> [Challenges]
[1] In the passage about a soldier's wife and her letter, who does she name as her companion?
[2] Write the next few sentences of the passage about a soldier's wife and her letter, picking up after its last sentence.

> [Document extract]

────────

So spoke the stout soldier, fearing not for himself, but for a wife who was worthy of the husband, as her own words show. "My dear child," she says, "is looking very delicate. My prayer is that she may be spared much suffering. The bitterness of death has been tasted by us many times during the last fortnight, and, should the reality come, I hope we may find strength to meet it with a truly Christian courage. It is not hard to die oneself, but to see a dear child suffer and perish, that is the hard, the bitter trial, and the cup which I must drink, should God not deem it fit that it should pass from me. My companion, Mrs. Hillersdon, is delightful. Poor young thing, she has such a gentle spirit, so unmurmuring, so desirous to meet the trial rightly, unselfish and sweet in every way. She has two children, and we feel that our duty to our little ones demands that we should exert ourselves to keep up health and spirits as much as possible." That is the temper with which the mothers of Englishmen should die, if die they must.

────────

> [Extracted material]
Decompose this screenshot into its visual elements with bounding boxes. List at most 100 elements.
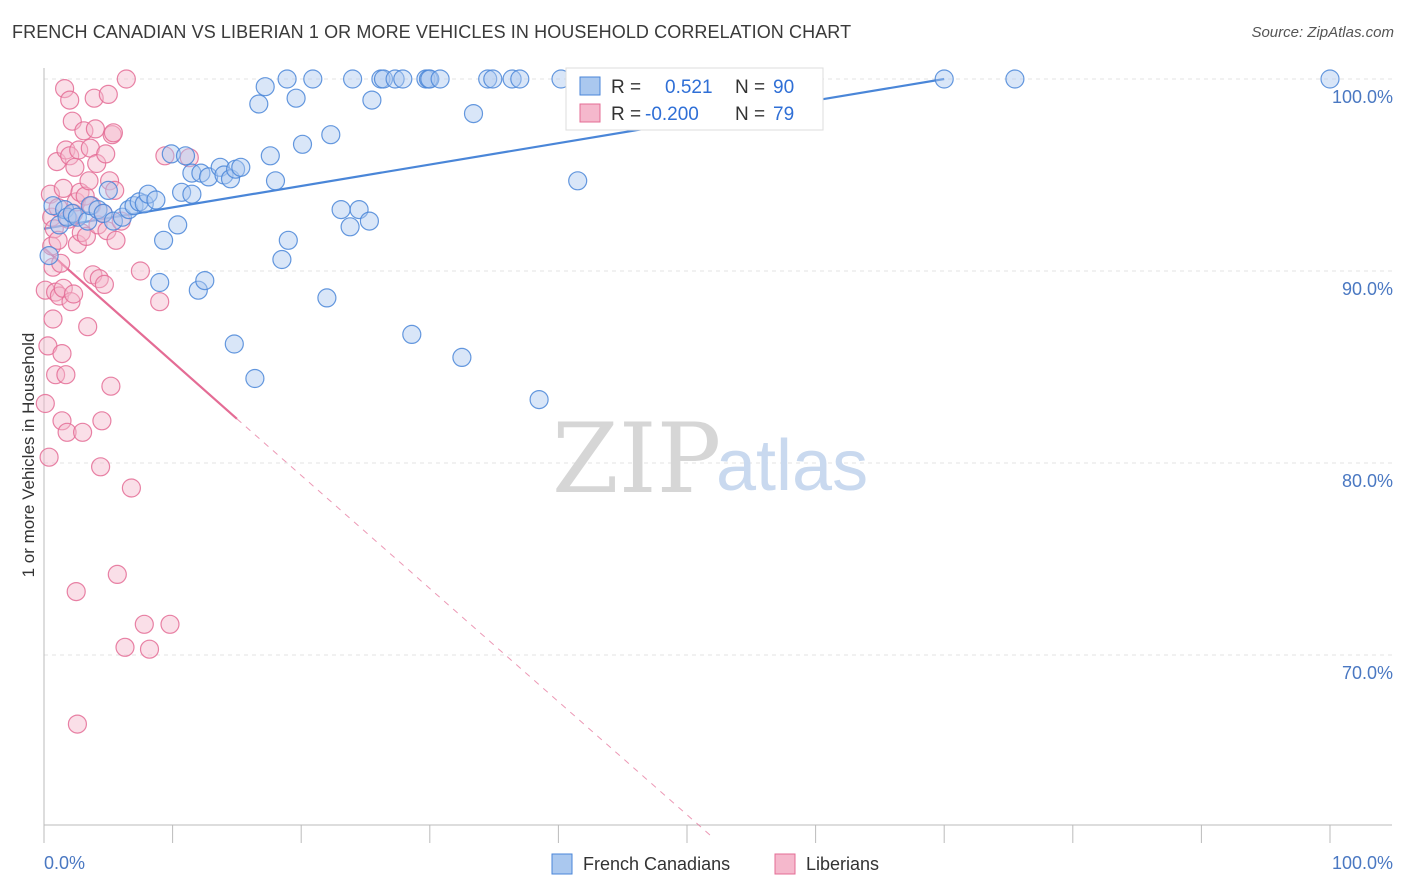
series-legend: French Canadians Liberians [551,853,879,875]
liberian-point-66 [106,230,126,250]
french-canadian-point-30 [195,271,215,291]
liberian-point-73 [134,614,154,634]
french-canadian-point-0 [39,246,59,266]
liberian-point-67 [107,564,127,585]
french-canadian-point-35 [224,334,244,354]
french-canadian-point-39 [249,94,269,114]
liberian-point-58 [96,144,116,164]
stats-legend-frame [565,67,824,131]
french-canadian-point-9 [88,200,108,220]
french-canadian-point-6 [67,207,88,227]
liberian-point-61 [99,171,120,191]
french-canadian-point-64 [420,69,440,89]
french-canadian-point-1 [43,196,63,216]
french-canadian-point-18 [138,184,158,204]
french-canadian-point-40 [255,77,275,97]
french-canadian-point-44 [277,69,297,89]
french-canadian-point-67 [463,103,484,124]
french-canadian-point-56 [362,90,382,110]
data-points [35,69,1340,734]
liberian-point-74 [139,639,160,659]
bottom-legend-swatch-liberians [774,853,796,875]
chart-source: Source: ZipAtlas.com [1251,24,1394,41]
bottom-legend-swatch-french-canadians [551,853,573,875]
french-canadian-point-42 [265,171,286,191]
liberian-point-23 [56,365,76,385]
french-canadian-point-72 [529,390,549,410]
french-canadian-point-60 [393,69,413,89]
liberian-point-21 [54,78,75,99]
liberian-point-36 [67,714,88,734]
liberian-point-16 [51,253,71,273]
french-canadian-point-41 [260,146,280,166]
french-canadian-point-10 [93,203,113,223]
legend-swatch-french-canadians [579,76,601,96]
french-canadian-point-51 [331,200,351,220]
french-canadian-point-2 [49,215,70,235]
liberian-point-53 [89,269,109,289]
liberian-point-34 [66,581,86,602]
legend-swatch-liberians [579,103,601,123]
liberian-point-54 [90,457,111,477]
french-canadian-point-25 [175,146,196,166]
french-canadian-point-87 [934,69,954,89]
bottom-legend-label-liberians: Liberians [806,854,879,874]
liberian-point-18 [52,411,72,431]
legend-r-value-2: -0.200 [645,104,699,125]
liberian-point-69 [115,637,135,657]
liberian-point-42 [75,186,95,206]
liberian-point-39 [71,223,91,243]
french-canadian-point-43 [272,249,292,270]
liberian-point-44 [78,317,98,337]
y-tick-label-3: 100.0% [1332,87,1393,107]
liberian-point-14 [48,230,68,250]
french-canadian-point-70 [502,69,522,89]
french-canadian-point-65 [430,69,450,89]
french-canadian-point-69 [483,69,503,89]
french-canadian-point-88 [1005,69,1025,89]
french-canadian-point-55 [359,211,379,231]
french-canadian-point-50 [321,125,341,145]
liberian-point-65 [105,180,125,200]
liberian-point-72 [130,261,150,281]
liberian-point-8 [43,309,63,329]
chart-title: FRENCH CANADIAN VS LIBERIAN 1 OR MORE VE… [12,22,852,42]
liberian-point-57 [94,274,115,294]
french-canadian-point-52 [340,217,360,237]
liberian-point-77 [160,614,180,634]
french-canadian-point-61 [402,324,422,344]
liberian-point-31 [63,284,84,304]
liberian-point-60 [98,84,118,105]
watermark-zip: ZIP [552,403,721,515]
liberian-trend-extension [236,418,714,838]
liberian-point-55 [92,411,112,431]
liberian-point-32 [65,157,85,177]
french-canadian-point-58 [373,69,394,89]
x-tick-label-1: 100.0% [1332,853,1393,873]
french-canadian-point-66 [452,347,472,367]
legend-n-value-2: 79 [773,104,794,125]
french-canadian-point-49 [317,288,337,308]
french-canadian-point-47 [292,134,313,154]
liberian-point-43 [76,226,97,246]
liberian-point-24 [57,422,77,442]
liberian-point-50 [85,119,106,139]
liberian-point-3 [39,447,59,467]
axes [43,68,1392,843]
liberian-point-26 [60,90,80,110]
french-canadian-point-13 [112,207,133,227]
french-canadian-point-48 [303,69,323,89]
x-tick-label-0: 0.0% [44,853,85,873]
liberian-point-75 [150,292,170,312]
y-tick-label-0: 70.0% [1342,663,1393,683]
french-canadian-point-59 [385,69,405,89]
french-canadian-point-22 [161,144,181,164]
french-canadian-point-37 [231,157,251,177]
liberian-point-49 [84,88,104,108]
liberian-point-19 [53,178,73,198]
liberian-point-71 [121,478,141,498]
legend-r-label-2: R = [611,104,641,125]
french-canadian-point-71 [510,69,530,89]
french-canadian-point-11 [98,180,118,200]
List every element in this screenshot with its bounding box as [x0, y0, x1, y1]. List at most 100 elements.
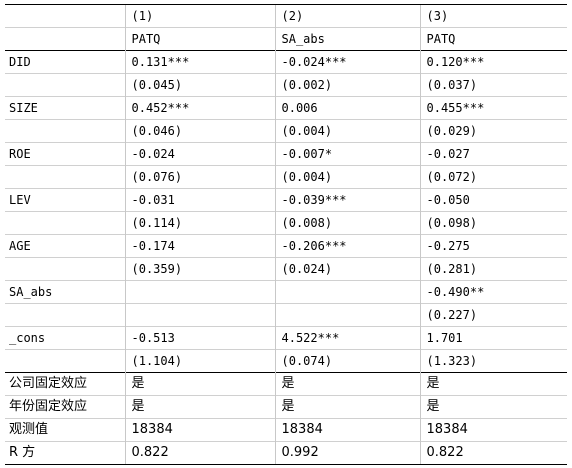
- se-cell: [274, 303, 420, 327]
- se-row-sa-abs: (0.227): [5, 303, 567, 327]
- se-cell: (0.281): [419, 257, 567, 281]
- var-label-empty: [5, 211, 125, 235]
- var-label: _cons: [5, 326, 125, 350]
- coef-cell: -0.024***: [274, 50, 420, 74]
- se-cell: (0.046): [124, 119, 275, 143]
- footer-value: 是: [124, 372, 275, 396]
- se-row-roe: (0.076) (0.004) (0.072): [5, 165, 567, 189]
- model-1-label: (1): [124, 4, 275, 28]
- footer-value: 0.992: [274, 441, 420, 465]
- depvar-1-label: PATQ: [124, 27, 275, 51]
- header-row-models: (1) (2) (3): [5, 4, 567, 28]
- se-cell: (1.323): [419, 349, 567, 373]
- coef-cell: 4.522***: [274, 326, 420, 350]
- coef-cell: -0.206***: [274, 234, 420, 258]
- footer-label: 观测值: [5, 418, 125, 442]
- coef-row-roe: ROE -0.024 -0.007* -0.027: [5, 142, 567, 166]
- var-label: DID: [5, 50, 125, 74]
- coef-cell: 0.455***: [419, 96, 567, 120]
- coef-cell: -0.007*: [274, 142, 420, 166]
- coef-cell: [124, 280, 275, 304]
- se-cell: (0.114): [124, 211, 275, 235]
- coef-cell: -0.024: [124, 142, 275, 166]
- coef-cell: -0.027: [419, 142, 567, 166]
- footer-label: R 方: [5, 441, 125, 465]
- se-cell: (0.227): [419, 303, 567, 327]
- footer-label: 公司固定效应: [5, 372, 125, 396]
- se-cell: (0.029): [419, 119, 567, 143]
- se-cell: (0.072): [419, 165, 567, 189]
- se-cell: [124, 303, 275, 327]
- se-cell: (0.045): [124, 73, 275, 97]
- var-label: LEV: [5, 188, 125, 212]
- se-cell: (0.359): [124, 257, 275, 281]
- var-label-empty: [5, 73, 125, 97]
- se-cell: (0.004): [274, 165, 420, 189]
- var-label: AGE: [5, 234, 125, 258]
- coef-cell: 0.452***: [124, 96, 275, 120]
- se-cell: (0.037): [419, 73, 567, 97]
- var-label-empty: [5, 349, 125, 373]
- coef-cell: 0.006: [274, 96, 420, 120]
- se-cell: (0.074): [274, 349, 420, 373]
- model-3-label: (3): [419, 4, 567, 28]
- var-label-empty: [5, 119, 125, 143]
- coef-cell: -0.039***: [274, 188, 420, 212]
- footer-value: 是: [419, 372, 567, 396]
- footer-value: 是: [124, 395, 275, 419]
- se-cell: (0.098): [419, 211, 567, 235]
- coef-row-lev: LEV -0.031 -0.039*** -0.050: [5, 188, 567, 212]
- footer-row-firm-fe: 公司固定效应 是 是 是: [5, 372, 567, 396]
- se-cell: (0.024): [274, 257, 420, 281]
- coef-cell: 1.701: [419, 326, 567, 350]
- footer-row-r-squared: R 方 0.822 0.992 0.822: [5, 441, 567, 465]
- se-cell: (0.002): [274, 73, 420, 97]
- footer-value: 是: [274, 395, 420, 419]
- var-label-empty: [5, 165, 125, 189]
- coef-cell: -0.174: [124, 234, 275, 258]
- coef-row-sa-abs: SA_abs -0.490**: [5, 280, 567, 304]
- depvar-2-label: SA_abs: [274, 27, 420, 51]
- coef-cell: -0.031: [124, 188, 275, 212]
- footer-value: 18384: [274, 418, 420, 442]
- header-corner-cell: [5, 27, 125, 51]
- coef-row-age: AGE -0.174 -0.206*** -0.275: [5, 234, 567, 258]
- se-row-age: (0.359) (0.024) (0.281): [5, 257, 567, 281]
- coef-cell: -0.050: [419, 188, 567, 212]
- footer-value: 0.822: [419, 441, 567, 465]
- regression-results-table: (1) (2) (3) PATQ SA_abs PATQ DID 0.131**…: [5, 4, 567, 465]
- var-label: SIZE: [5, 96, 125, 120]
- model-2-label: (2): [274, 4, 420, 28]
- footer-value: 18384: [124, 418, 275, 442]
- coef-cell: -0.275: [419, 234, 567, 258]
- var-label: SA_abs: [5, 280, 125, 304]
- coef-cell: -0.513: [124, 326, 275, 350]
- coef-cell: [274, 280, 420, 304]
- footer-row-year-fe: 年份固定效应 是 是 是: [5, 395, 567, 419]
- coef-cell: -0.490**: [419, 280, 567, 304]
- coef-row-size: SIZE 0.452*** 0.006 0.455***: [5, 96, 567, 120]
- var-label-empty: [5, 303, 125, 327]
- se-cell: (0.008): [274, 211, 420, 235]
- coef-cell: 0.120***: [419, 50, 567, 74]
- se-cell: (0.004): [274, 119, 420, 143]
- depvar-3-label: PATQ: [419, 27, 567, 51]
- se-cell: (0.076): [124, 165, 275, 189]
- coef-cell: 0.131***: [124, 50, 275, 74]
- coef-row-cons: _cons -0.513 4.522*** 1.701: [5, 326, 567, 350]
- header-row-depvars: PATQ SA_abs PATQ: [5, 27, 567, 51]
- footer-value: 是: [274, 372, 420, 396]
- var-label: ROE: [5, 142, 125, 166]
- footer-value: 0.822: [124, 441, 275, 465]
- var-label-empty: [5, 257, 125, 281]
- footer-value: 是: [419, 395, 567, 419]
- se-row-did: (0.045) (0.002) (0.037): [5, 73, 567, 97]
- se-row-size: (0.046) (0.004) (0.029): [5, 119, 567, 143]
- footer-row-observations: 观测值 18384 18384 18384: [5, 418, 567, 442]
- se-row-lev: (0.114) (0.008) (0.098): [5, 211, 567, 235]
- coef-row-did: DID 0.131*** -0.024*** 0.120***: [5, 50, 567, 74]
- header-corner-cell: [5, 4, 125, 28]
- se-row-cons: (1.104) (0.074) (1.323): [5, 349, 567, 373]
- footer-value: 18384: [419, 418, 567, 442]
- footer-label: 年份固定效应: [5, 395, 125, 419]
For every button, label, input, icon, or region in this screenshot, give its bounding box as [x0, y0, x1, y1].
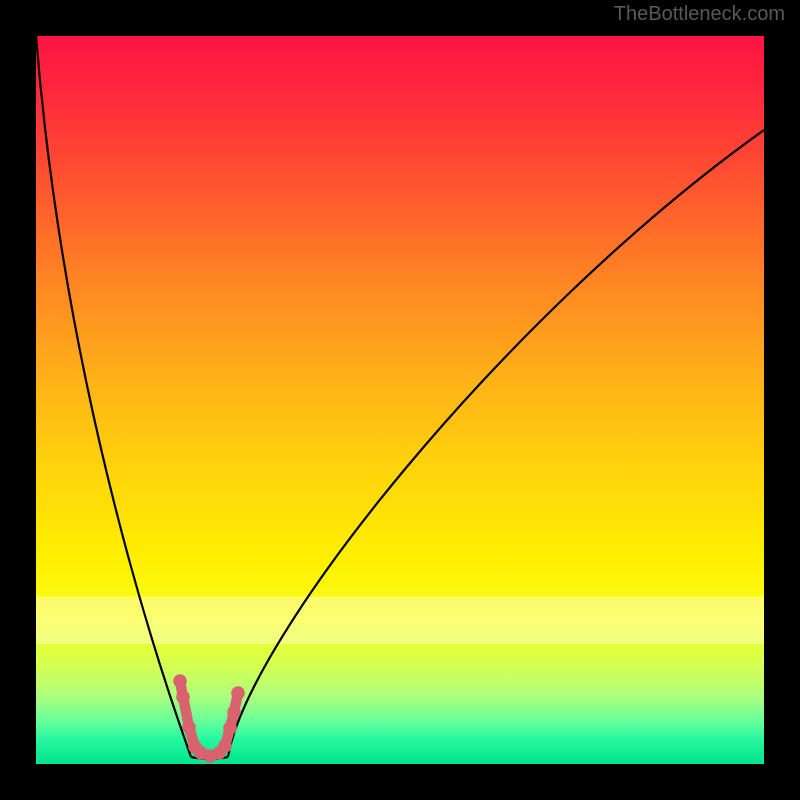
marker-point: [176, 690, 190, 704]
marker-point: [227, 705, 241, 719]
chart-plot-area: [36, 36, 764, 764]
watermark-text: TheBottleneck.com: [614, 3, 785, 25]
marker-point: [182, 720, 196, 734]
chart-svg: TheBottleneck.com: [0, 0, 800, 800]
marker-point: [231, 686, 245, 700]
marker-point: [223, 721, 237, 735]
bottleneck-chart-container: TheBottleneck.com: [0, 0, 800, 800]
marker-point: [173, 674, 187, 688]
marker-point: [218, 739, 232, 753]
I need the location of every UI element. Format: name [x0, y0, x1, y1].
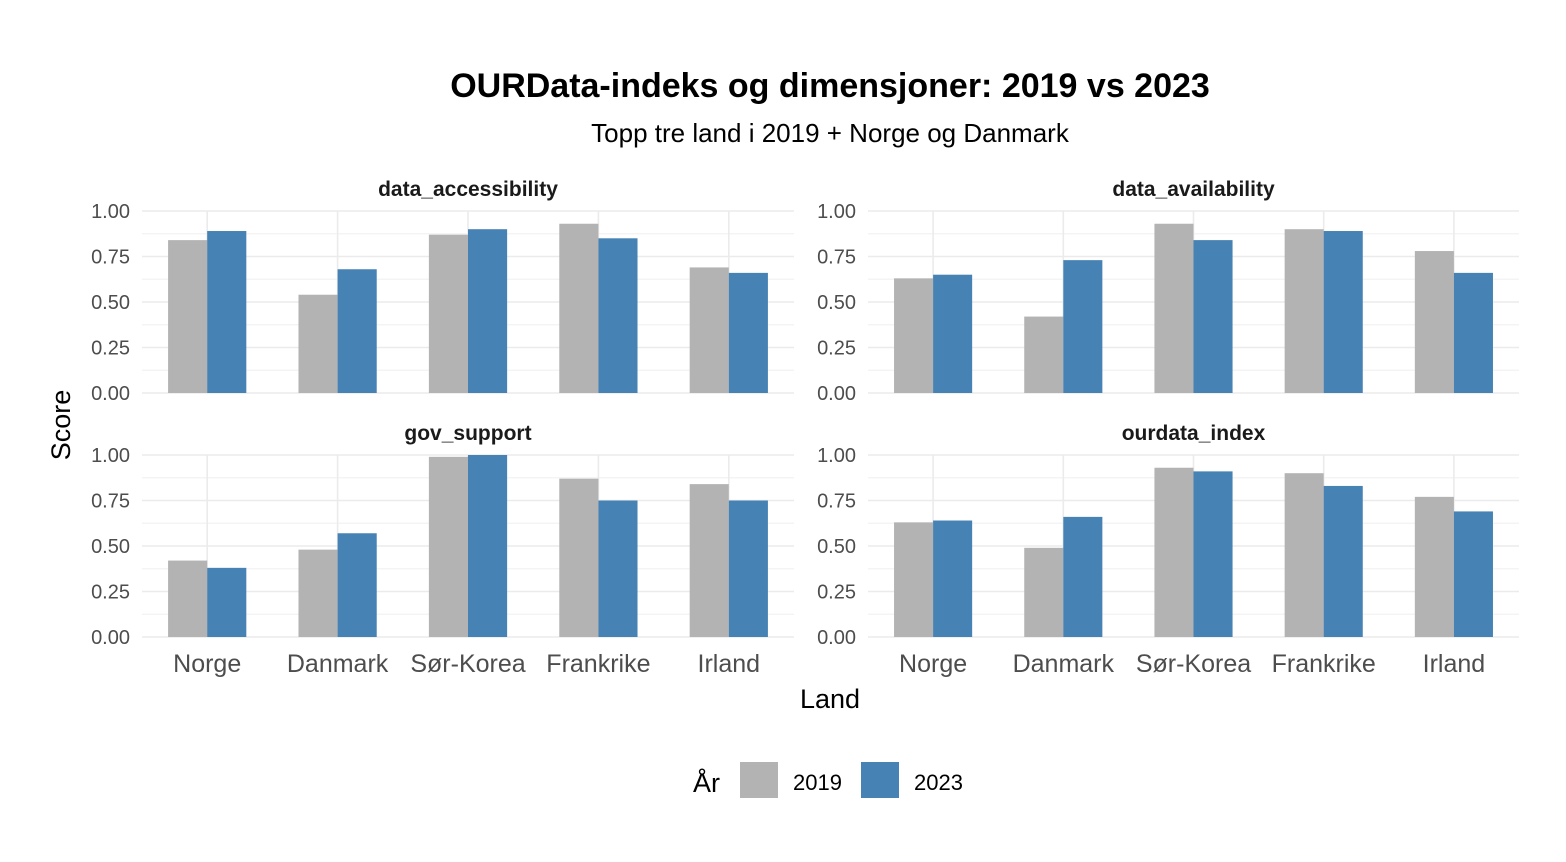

────────

> [Responses by task]
[1] Mrs. Hillersdon

[2]
"Such nights of anxiety," she continues, "I would never have believed possible, and the days are full of excitement. Another fortnight, we expect, will decide our fate; and, whatever it may be, I trust we shall be able to bear it. If these are my last words to you, you will remember them lovingly, and always bear in mind that your affection and the love we have ever had for each other is an ingredient of comfort in these bitter times." Such was the tone of the letters which, thence and at that season, went forth to spread a terrible solicitude through many an English household. Very different from the tender confidences and innocent gossip, the reminiscences of sick leave and the anticipations of furlough, the directions to milliners and the inquiries about boarding-schools, which are the ordinary materials of the Home Correspondence from an Indian station.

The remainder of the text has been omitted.